[Some records]

((

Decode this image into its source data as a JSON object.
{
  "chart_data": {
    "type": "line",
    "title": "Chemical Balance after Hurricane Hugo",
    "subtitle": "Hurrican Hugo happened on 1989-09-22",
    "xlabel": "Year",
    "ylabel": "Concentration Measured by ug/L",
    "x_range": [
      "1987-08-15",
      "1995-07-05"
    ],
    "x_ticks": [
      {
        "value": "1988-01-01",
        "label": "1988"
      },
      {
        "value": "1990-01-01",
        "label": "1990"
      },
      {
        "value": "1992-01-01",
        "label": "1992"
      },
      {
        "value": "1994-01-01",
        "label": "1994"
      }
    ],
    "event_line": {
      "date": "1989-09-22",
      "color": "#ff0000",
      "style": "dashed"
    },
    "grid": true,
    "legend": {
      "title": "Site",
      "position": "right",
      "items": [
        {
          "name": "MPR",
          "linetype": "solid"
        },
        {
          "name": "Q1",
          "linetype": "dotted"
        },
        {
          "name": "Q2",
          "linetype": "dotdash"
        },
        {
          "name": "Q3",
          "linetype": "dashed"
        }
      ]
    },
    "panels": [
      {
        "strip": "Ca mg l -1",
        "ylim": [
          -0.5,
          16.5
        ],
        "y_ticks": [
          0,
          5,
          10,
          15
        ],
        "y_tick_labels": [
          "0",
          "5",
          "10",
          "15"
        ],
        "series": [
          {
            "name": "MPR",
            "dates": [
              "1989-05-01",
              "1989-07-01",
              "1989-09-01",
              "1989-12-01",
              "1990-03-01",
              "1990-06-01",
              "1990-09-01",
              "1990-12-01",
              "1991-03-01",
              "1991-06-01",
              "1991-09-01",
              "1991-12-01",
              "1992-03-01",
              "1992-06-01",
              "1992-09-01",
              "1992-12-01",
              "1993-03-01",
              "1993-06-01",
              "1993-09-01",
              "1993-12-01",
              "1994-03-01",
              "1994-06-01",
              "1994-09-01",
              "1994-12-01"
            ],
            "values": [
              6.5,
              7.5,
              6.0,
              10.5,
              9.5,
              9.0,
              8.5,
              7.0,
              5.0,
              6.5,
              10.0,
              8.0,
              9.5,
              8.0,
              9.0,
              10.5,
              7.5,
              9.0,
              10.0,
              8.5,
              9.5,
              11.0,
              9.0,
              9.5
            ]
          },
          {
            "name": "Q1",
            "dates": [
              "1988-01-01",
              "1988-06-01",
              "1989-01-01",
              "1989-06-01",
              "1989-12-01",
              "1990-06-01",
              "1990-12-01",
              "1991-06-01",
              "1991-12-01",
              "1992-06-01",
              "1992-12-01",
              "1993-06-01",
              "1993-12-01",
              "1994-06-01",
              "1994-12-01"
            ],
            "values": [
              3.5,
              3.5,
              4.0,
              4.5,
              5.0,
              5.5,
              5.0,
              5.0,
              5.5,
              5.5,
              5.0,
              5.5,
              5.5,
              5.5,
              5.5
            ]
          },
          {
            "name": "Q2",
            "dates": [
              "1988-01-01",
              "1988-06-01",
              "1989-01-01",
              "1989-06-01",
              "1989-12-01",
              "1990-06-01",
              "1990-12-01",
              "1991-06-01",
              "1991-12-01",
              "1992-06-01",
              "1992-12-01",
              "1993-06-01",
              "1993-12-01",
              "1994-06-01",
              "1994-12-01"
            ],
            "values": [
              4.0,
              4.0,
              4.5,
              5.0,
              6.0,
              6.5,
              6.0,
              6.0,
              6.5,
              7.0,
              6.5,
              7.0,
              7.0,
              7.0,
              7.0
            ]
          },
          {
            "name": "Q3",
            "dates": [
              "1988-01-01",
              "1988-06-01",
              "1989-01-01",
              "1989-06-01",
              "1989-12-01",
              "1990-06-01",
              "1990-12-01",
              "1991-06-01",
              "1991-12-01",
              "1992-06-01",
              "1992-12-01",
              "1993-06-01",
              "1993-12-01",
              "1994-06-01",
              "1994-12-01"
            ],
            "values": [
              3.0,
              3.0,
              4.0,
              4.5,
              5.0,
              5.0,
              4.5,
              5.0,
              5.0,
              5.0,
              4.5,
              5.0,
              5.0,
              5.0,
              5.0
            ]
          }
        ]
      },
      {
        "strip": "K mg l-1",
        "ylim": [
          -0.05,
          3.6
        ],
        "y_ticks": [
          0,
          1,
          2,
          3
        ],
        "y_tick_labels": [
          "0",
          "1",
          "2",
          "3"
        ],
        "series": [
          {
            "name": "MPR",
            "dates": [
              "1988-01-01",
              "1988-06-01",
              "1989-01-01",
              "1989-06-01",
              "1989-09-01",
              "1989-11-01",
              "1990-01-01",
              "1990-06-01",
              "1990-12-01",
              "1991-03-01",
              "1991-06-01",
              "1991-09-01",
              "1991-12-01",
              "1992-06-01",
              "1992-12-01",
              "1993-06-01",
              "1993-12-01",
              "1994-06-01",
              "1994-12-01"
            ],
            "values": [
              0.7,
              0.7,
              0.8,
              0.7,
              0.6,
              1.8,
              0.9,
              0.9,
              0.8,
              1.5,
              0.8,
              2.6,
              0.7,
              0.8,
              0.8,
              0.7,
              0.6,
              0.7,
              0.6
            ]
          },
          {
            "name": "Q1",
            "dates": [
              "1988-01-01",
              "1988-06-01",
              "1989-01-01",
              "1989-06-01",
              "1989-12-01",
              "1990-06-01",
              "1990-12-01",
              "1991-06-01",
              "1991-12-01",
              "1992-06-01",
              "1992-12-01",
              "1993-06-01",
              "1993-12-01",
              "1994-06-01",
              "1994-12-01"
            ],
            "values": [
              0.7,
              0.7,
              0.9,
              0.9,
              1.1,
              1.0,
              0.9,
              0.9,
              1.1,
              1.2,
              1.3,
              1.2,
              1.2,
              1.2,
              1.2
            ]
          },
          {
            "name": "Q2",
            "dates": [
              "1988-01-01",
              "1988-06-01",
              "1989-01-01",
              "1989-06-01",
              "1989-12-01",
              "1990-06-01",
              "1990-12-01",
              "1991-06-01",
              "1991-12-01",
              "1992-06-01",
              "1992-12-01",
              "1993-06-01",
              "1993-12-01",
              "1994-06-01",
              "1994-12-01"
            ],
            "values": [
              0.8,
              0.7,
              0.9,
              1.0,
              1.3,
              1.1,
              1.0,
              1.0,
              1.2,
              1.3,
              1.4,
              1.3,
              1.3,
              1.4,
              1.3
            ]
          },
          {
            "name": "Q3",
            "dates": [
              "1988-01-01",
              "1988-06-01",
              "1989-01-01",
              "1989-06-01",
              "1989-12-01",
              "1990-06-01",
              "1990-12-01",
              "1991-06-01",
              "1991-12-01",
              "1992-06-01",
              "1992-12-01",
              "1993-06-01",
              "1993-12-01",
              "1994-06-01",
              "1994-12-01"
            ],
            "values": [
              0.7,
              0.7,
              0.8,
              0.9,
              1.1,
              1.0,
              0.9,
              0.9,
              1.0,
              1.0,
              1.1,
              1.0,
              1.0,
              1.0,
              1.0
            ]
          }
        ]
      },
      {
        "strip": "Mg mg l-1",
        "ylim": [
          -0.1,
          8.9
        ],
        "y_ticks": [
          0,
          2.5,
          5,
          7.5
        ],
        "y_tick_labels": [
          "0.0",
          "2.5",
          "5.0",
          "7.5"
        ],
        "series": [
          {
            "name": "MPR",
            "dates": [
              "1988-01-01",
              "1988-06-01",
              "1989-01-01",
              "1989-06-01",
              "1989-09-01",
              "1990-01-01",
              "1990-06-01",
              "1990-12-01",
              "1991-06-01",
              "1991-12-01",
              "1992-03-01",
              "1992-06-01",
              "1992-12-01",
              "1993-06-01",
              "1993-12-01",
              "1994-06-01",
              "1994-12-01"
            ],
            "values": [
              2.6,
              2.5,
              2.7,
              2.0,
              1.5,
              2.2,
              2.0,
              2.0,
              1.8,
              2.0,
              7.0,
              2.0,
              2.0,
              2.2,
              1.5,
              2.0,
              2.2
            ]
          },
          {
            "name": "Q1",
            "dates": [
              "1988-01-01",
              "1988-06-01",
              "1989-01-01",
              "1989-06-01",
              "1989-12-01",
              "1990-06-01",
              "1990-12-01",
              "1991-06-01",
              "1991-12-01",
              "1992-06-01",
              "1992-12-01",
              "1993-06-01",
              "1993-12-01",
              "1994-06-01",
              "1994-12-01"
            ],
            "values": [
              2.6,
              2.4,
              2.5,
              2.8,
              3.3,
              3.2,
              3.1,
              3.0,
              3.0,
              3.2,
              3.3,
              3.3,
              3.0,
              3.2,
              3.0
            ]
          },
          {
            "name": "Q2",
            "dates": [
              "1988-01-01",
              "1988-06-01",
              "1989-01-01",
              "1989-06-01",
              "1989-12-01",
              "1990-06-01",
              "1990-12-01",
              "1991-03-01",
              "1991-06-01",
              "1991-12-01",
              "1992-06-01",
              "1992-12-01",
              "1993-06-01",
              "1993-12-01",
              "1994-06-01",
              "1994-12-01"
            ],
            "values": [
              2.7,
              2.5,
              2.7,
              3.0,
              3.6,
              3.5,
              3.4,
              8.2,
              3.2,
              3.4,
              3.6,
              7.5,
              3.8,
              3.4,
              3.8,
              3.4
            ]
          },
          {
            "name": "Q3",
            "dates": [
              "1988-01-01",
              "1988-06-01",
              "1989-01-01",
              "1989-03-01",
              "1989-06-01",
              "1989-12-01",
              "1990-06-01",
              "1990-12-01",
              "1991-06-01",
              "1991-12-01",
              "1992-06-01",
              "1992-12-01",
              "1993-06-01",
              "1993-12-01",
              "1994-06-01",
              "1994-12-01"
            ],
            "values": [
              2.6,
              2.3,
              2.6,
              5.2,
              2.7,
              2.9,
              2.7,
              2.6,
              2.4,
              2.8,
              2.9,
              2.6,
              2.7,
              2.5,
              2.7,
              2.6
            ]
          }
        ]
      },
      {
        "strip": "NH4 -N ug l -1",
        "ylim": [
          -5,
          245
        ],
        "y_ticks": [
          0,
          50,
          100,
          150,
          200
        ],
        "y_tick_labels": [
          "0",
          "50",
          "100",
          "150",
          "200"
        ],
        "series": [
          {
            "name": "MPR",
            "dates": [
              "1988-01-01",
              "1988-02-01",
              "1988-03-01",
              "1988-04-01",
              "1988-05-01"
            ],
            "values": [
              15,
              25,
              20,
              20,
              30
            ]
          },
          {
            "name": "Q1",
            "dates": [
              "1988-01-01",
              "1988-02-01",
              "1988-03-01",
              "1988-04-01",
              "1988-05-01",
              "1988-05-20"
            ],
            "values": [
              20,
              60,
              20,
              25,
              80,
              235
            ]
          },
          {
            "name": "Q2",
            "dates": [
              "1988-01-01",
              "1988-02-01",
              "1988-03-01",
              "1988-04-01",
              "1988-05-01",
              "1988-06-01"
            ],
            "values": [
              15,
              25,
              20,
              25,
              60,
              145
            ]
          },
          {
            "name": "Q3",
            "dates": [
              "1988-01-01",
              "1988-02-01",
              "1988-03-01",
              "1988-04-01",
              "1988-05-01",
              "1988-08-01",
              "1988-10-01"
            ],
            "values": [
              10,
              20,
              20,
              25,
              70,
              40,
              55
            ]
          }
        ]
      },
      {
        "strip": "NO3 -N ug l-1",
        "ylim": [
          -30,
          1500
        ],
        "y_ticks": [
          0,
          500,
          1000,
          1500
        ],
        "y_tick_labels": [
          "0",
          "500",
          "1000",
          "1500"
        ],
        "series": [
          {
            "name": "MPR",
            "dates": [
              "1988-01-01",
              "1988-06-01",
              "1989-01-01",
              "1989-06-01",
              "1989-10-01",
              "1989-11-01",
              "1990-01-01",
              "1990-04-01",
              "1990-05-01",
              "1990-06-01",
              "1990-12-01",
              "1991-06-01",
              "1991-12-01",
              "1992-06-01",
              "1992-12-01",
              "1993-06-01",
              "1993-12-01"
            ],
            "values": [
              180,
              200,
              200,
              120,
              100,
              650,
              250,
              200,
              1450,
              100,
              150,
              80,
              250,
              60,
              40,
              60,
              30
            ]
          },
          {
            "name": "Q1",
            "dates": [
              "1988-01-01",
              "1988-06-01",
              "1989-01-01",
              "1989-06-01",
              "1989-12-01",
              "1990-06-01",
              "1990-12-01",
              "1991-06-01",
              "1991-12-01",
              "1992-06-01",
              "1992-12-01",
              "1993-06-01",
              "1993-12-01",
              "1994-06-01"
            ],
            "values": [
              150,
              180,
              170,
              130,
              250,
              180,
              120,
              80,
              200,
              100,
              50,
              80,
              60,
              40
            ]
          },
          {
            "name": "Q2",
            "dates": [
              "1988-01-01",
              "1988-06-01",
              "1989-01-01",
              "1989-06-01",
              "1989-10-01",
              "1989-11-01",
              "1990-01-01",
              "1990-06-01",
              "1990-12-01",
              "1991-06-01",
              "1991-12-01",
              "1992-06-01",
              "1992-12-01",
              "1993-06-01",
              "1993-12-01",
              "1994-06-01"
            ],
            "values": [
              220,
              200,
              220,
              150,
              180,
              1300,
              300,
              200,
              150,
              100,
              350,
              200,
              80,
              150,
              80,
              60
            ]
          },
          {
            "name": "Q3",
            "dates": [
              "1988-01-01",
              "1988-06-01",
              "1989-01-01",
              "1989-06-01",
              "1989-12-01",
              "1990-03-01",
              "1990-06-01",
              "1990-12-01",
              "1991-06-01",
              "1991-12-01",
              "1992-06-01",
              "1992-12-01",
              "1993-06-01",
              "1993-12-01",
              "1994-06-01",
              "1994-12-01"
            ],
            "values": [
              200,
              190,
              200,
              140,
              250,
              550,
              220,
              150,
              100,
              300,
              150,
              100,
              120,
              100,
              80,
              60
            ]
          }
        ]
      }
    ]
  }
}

))

• **Your instructions**
Of the lines above, copy each that contains "linetype".

• **Answer for the task**
          "linetype": "solid"
          "linetype": "dotted"
          "linetype": "dotdash"
          "linetype": "dashed"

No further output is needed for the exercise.